— Exercise directions —
Output the material beneath exactly, leaving nothing out.

====

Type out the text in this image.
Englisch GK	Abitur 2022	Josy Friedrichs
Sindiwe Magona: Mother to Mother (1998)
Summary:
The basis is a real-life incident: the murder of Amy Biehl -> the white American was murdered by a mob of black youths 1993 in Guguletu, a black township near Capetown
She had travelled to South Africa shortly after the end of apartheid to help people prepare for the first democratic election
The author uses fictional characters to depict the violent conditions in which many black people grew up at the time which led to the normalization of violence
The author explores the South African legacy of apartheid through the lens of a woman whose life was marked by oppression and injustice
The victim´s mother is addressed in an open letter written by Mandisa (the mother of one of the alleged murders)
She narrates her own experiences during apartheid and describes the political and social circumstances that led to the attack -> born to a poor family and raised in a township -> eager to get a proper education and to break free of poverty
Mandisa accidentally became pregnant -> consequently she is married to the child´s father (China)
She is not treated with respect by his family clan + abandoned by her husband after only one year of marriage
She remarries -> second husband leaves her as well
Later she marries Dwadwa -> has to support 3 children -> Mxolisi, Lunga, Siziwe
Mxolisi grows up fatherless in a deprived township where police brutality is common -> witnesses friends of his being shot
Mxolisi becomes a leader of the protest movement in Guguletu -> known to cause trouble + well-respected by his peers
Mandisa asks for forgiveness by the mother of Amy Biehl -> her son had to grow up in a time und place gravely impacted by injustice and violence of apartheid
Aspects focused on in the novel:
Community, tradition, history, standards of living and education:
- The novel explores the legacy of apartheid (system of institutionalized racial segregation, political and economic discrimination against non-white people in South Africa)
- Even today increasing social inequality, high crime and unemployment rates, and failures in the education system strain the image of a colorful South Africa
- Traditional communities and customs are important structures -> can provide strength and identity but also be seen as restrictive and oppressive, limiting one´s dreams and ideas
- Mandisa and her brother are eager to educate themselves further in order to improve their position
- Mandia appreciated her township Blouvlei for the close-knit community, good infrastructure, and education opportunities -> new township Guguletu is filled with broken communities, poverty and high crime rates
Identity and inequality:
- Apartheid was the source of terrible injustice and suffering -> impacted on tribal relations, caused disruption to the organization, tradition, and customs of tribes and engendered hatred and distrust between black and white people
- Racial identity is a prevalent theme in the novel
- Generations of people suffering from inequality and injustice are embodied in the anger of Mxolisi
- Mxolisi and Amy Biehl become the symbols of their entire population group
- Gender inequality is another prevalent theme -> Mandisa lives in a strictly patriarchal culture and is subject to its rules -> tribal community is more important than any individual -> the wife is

====

— Reply —
Type out the text in this image.
Englisch GK	Abitur 2022	Josy Friedrichs
Sindiwe Magona: Mother to Mother (1998)
Summary:
The basis is a real-life incident: the murder of Amy Biehl -> the white American was murdered by a mob of black youths 1993 in Guguletu, a black township near Capetown
She had travelled to South Africa shortly after the end of apartheid to help people prepare for the first democratic election
The author uses fictional characters to depict the violent conditions in which many black people grew up at the time which led to the normalization of violence
The author explores the South African legacy of apartheid through the lens of a woman whose life was marked by oppression and injustice
The victim´s mother is addressed in an open letter written by Mandisa (the mother of one of the alleged murders)
She narrates her own experiences during apartheid and describes the political and social circumstances that led to the attack -> born to a poor family and raised in a township -> eager to get a proper education and to break free of poverty
Mandisa accidentally became pregnant -> consequently she is married to the child´s father (China)
She is not treated with respect by his family clan + abandoned by her husband after only one year of marriage
She remarries -> second husband leaves her as well
Later she marries Dwadwa -> has to support 3 children -> Mxolisi, Lunga, Siziwe
Mxolisi grows up fatherless in a deprived township where police brutality is common -> witnesses friends of his being shot
Mxolisi becomes a leader of the protest movement in Guguletu -> known to cause trouble + well-respected by his peers
Mandisa asks for forgiveness by the mother of Amy Biehl -> her son had to grow up in a time und place gravely impacted by injustice and violence of apartheid
Aspects focused on in the novel:
Community, tradition, history, standards of living and education:
- The novel explores the legacy of apartheid (system of institutionalized racial segregation, political and economic discrimination against non-white people in South Africa)
- Even today increasing social inequality, high crime and unemployment rates, and failures in the education system strain the image of a colorful South Africa
- Traditional communities and customs are important structures -> can provide strength and identity but also be seen as restrictive and oppressive, limiting one´s dreams and ideas
- Mandisa and her brother are eager to educate themselves further in order to improve their position
- Mandia appreciated her township Blouvlei for the close-knit community, good infrastructure, and education opportunities -> new township Guguletu is filled with broken communities, poverty and high crime rates
Identity and inequality:
- Apartheid was the source of terrible injustice and suffering -> impacted on tribal relations, caused disruption to the organization, tradition, and customs of tribes and engendered hatred and distrust between black and white people
- Racial identity is a prevalent theme in the novel
- Generations of people suffering from inequality and injustice are embodied in the anger of Mxolisi
- Mxolisi and Amy Biehl become the symbols of their entire population group
- Gender inequality is another prevalent theme -> Mandisa lives in a strictly patriarchal culture and is subject to its rules -> tribal community is more important than any individual -> the wife is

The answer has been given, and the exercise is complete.